**WHAT IS NEEDED**
Output the stretch of rows from the first one through the row containing "button[interactable]: Mode apprentissage", inclusive, reproducing each line character for character.

**THE DATA**
'''

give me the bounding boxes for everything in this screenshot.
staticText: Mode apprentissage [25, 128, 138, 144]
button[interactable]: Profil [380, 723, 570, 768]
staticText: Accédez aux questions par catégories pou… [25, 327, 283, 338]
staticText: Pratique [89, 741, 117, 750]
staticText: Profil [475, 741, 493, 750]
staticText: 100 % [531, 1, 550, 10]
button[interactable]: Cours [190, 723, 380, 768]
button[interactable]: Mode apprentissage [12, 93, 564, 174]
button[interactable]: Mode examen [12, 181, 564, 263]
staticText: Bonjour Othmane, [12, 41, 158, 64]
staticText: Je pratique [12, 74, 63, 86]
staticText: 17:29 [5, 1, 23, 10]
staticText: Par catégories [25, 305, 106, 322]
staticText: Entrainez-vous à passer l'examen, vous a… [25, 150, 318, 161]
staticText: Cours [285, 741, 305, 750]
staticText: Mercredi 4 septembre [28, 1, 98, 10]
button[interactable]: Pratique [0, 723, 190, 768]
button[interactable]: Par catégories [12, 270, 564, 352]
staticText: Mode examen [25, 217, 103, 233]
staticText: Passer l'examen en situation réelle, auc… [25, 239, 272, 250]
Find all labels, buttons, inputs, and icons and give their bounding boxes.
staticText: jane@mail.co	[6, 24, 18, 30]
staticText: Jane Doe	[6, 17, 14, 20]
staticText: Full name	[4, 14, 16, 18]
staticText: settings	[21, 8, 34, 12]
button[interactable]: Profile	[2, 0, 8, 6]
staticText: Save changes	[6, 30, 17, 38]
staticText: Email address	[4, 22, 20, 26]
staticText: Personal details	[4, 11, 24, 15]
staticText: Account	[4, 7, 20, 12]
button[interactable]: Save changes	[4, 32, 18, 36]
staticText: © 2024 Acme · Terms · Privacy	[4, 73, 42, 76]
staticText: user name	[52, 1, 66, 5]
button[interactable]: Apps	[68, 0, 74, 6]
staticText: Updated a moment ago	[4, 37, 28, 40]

'''

**ANSWER TO THIS EXERCISE**
give me the bounding boxes for everything in this screenshot.
staticText: Mode apprentissage [25, 128, 138, 144]
button[interactable]: Profil [380, 723, 570, 768]
staticText: Accédez aux questions par catégories pou… [25, 327, 283, 338]
staticText: Pratique [89, 741, 117, 750]
staticText: Profil [475, 741, 493, 750]
staticText: 100 % [531, 1, 550, 10]
button[interactable]: Cours [190, 723, 380, 768]
button[interactable]: Mode apprentissage [12, 93, 564, 174]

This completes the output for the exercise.